== TASK TO CARRY OUT ==
Go through the data below and copy it exactly, skipping every picture.

..............................

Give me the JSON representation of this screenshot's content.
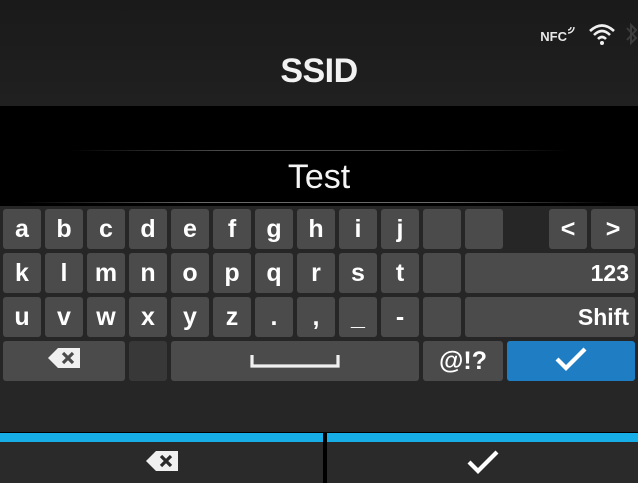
{
  "screen": {
    "title": "SSID",
    "ssid_value": "Test"
  },
  "status": {
    "nfc_label": "NFC",
    "icons": [
      "nfc-icon",
      "wifi-icon",
      "bluetooth-icon"
    ]
  },
  "keyboard": {
    "row1": [
      "a",
      "b",
      "c",
      "d",
      "e",
      "f",
      "g",
      "h",
      "i",
      "j"
    ],
    "nav_left": "<",
    "nav_right": ">",
    "row2": [
      "k",
      "l",
      "m",
      "n",
      "o",
      "p",
      "q",
      "r",
      "s",
      "t"
    ],
    "numeric_label": "123",
    "row3": [
      "u",
      "v",
      "w",
      "x",
      "y",
      "z",
      ".",
      ",",
      "_",
      "-"
    ],
    "shift_label": "Shift",
    "symbols_label": "@!?",
    "icons": {
      "backspace": "backspace-icon",
      "space": "space-bar-icon",
      "confirm": "checkmark-icon"
    }
  },
  "footer": {
    "icons": [
      "backspace-icon",
      "checkmark-icon"
    ]
  },
  "colors": {
    "accent_blue": "#1f7ec3",
    "bar_cyan": "#17aee8",
    "key_gray": "#4b4b4b",
    "key_dark": "#383838",
    "background": "#000000"
  }
}
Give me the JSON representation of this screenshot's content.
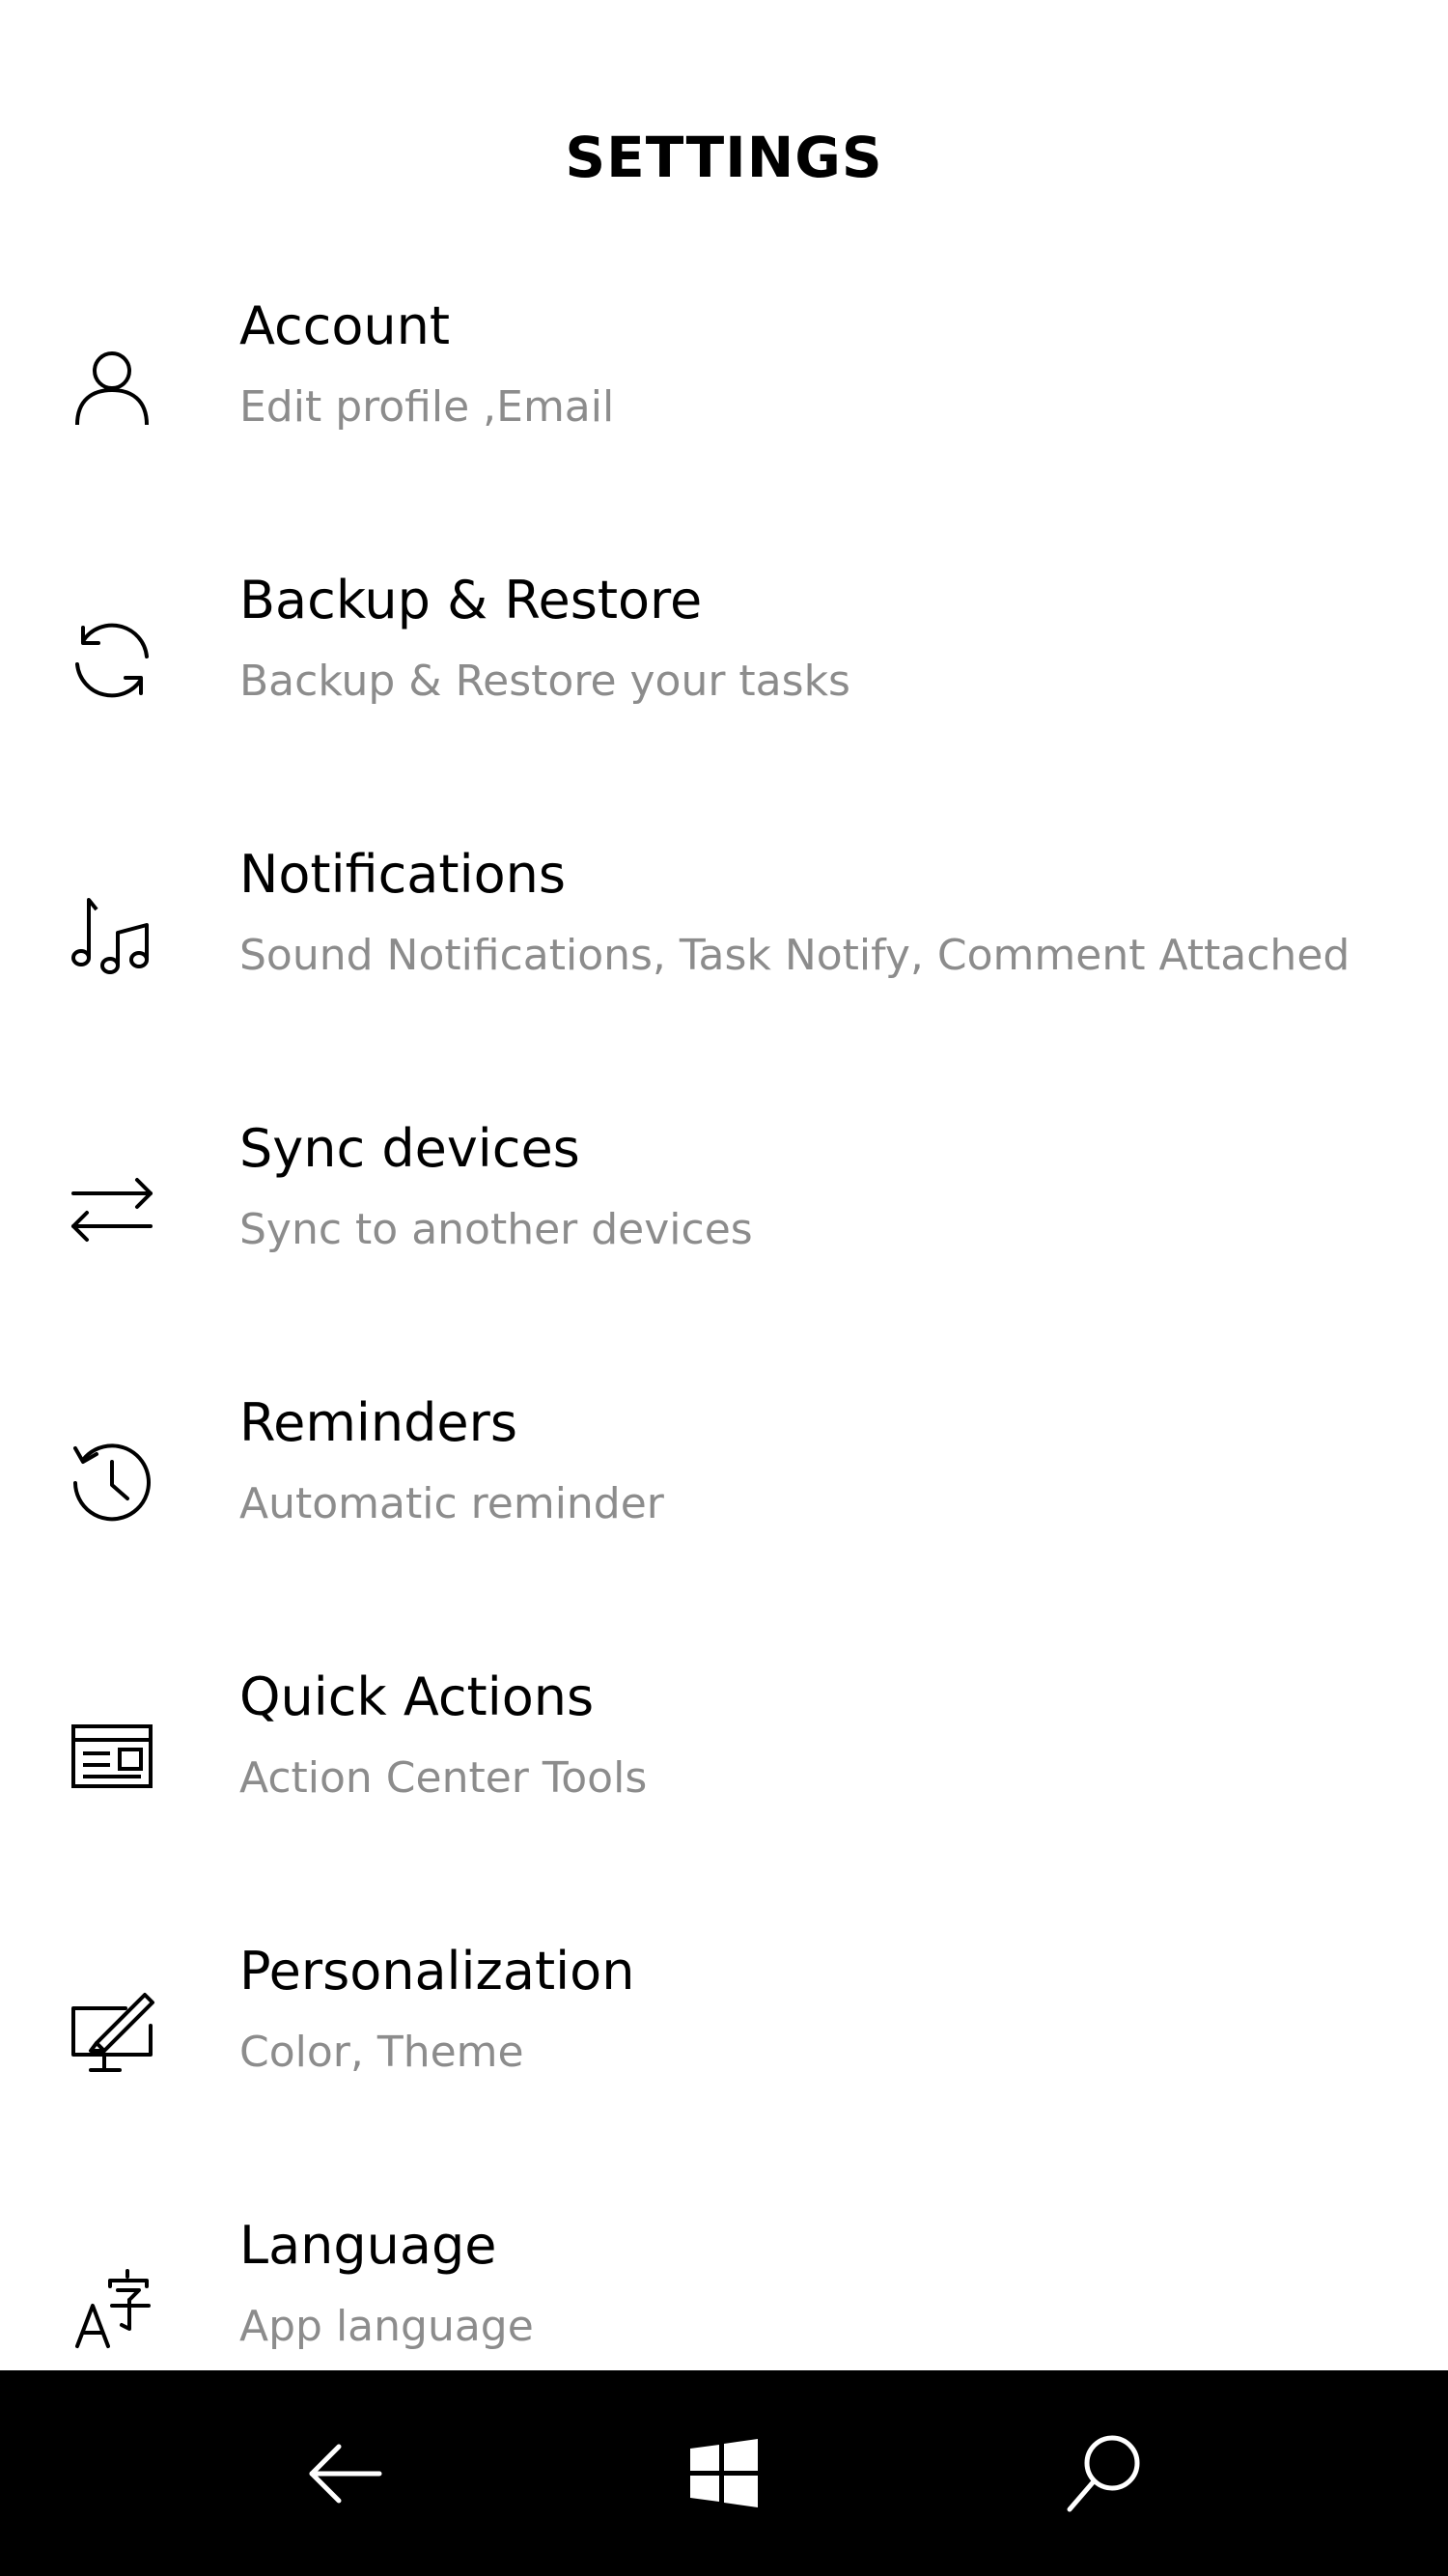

..............................

== ANSWER TO THE EXERCISE ==
Give me the JSON representation of this screenshot's content.
{
  "screen": {
    "title": "SSID",
    "ssid_value": "Test"
  },
  "status": {
    "nfc_label": "NFC",
    "icons": [
      "nfc-icon",
      "wifi-icon",
      "bluetooth-icon"
    ]
  },
  "keyboard": {
    "row1": [
      "a",
      "b",
      "c",
      "d",
      "e",
      "f",
      "g",
      "h",
      "i",
      "j"
    ],
    "nav_left": "<",
    "nav_right": ">",
    "row2": [
      "k",
      "l",
      "m",
      "n",
      "o",
      "p",
      "q",
      "r",
      "s",
      "t"
    ],
    "numeric_label": "123",
    "row3": [
      "u",
      "v",
      "w",
      "x",
      "y",
      "z",
      ".",
      ",",
      "_",
      "-"
    ],
    "shift_label": "Shift",
    "symbols_label": "@!?",
    "icons": {
      "backspace": "backspace-icon",
      "space": "space-bar-icon",
      "confirm": "checkmark-icon"
    }
  },
  "footer": {
    "icons": [
      "backspace-icon",
      "checkmark-icon"
    ]
  },
  "colors": {
    "accent_blue": "#1f7ec3",
    "bar_cyan": "#17aee8",
    "key_gray": "#4b4b4b",
    "key_dark": "#383838",
    "background": "#000000"
  }
}
Give me the JSON representation of this screenshot's content.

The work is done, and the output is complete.